= Short problem =
Search the records for the word "Alerts" and report each line that has it.

(Data records)
══════════════════════════════
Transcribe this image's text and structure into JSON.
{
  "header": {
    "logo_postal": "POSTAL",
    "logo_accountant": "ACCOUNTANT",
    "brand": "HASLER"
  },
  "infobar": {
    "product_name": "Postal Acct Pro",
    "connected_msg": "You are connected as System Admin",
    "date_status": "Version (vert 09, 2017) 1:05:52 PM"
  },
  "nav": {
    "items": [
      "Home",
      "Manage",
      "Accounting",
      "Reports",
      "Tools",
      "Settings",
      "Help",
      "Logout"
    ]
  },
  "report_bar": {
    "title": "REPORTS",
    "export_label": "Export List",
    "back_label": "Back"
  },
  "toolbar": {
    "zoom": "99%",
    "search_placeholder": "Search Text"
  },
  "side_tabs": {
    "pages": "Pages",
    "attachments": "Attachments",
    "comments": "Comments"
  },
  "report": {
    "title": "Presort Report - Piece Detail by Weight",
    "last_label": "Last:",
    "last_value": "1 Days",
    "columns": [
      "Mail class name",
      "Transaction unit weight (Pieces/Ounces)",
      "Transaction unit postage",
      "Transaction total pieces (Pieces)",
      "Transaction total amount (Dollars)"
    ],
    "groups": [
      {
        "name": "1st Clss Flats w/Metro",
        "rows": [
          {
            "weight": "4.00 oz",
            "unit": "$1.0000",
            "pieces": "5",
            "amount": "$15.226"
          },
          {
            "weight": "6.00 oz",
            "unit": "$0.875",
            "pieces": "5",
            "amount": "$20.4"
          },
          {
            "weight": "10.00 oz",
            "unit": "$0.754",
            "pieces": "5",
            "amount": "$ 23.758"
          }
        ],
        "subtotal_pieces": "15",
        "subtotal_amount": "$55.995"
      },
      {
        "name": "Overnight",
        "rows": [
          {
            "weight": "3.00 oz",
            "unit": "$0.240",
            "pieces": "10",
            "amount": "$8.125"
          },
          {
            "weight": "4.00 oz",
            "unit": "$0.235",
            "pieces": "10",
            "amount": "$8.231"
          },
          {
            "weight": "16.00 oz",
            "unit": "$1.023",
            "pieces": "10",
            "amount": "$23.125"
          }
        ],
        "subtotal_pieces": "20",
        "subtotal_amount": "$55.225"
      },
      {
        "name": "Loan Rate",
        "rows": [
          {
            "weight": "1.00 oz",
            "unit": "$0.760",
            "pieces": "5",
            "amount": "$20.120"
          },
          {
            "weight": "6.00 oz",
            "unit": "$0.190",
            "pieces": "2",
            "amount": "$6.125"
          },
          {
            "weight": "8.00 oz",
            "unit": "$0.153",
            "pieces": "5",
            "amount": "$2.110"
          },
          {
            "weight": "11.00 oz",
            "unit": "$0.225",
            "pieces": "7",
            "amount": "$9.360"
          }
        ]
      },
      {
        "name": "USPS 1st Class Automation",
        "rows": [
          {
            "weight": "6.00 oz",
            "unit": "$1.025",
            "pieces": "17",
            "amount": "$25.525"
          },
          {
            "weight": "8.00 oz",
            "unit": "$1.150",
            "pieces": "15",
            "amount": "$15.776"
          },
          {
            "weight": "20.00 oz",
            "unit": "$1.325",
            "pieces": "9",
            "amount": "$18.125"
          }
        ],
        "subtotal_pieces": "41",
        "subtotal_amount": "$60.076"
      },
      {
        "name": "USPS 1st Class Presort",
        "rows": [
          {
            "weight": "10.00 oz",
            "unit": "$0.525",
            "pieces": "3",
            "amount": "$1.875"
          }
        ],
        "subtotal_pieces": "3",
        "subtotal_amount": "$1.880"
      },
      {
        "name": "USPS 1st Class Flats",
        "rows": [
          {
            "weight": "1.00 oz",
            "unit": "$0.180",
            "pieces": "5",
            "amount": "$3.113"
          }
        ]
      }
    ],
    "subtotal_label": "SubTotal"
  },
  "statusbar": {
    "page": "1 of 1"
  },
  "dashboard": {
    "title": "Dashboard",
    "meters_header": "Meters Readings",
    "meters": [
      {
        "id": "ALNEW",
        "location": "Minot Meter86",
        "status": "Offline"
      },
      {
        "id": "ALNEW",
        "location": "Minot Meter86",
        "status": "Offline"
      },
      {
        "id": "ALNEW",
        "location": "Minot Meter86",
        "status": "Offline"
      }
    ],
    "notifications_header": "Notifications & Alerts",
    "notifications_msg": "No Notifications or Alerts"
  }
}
══════════════════════════════
= Solution to the problem =
    "notifications_header": "Notifications & Alerts",
    "notifications_msg": "No Notifications or Alerts"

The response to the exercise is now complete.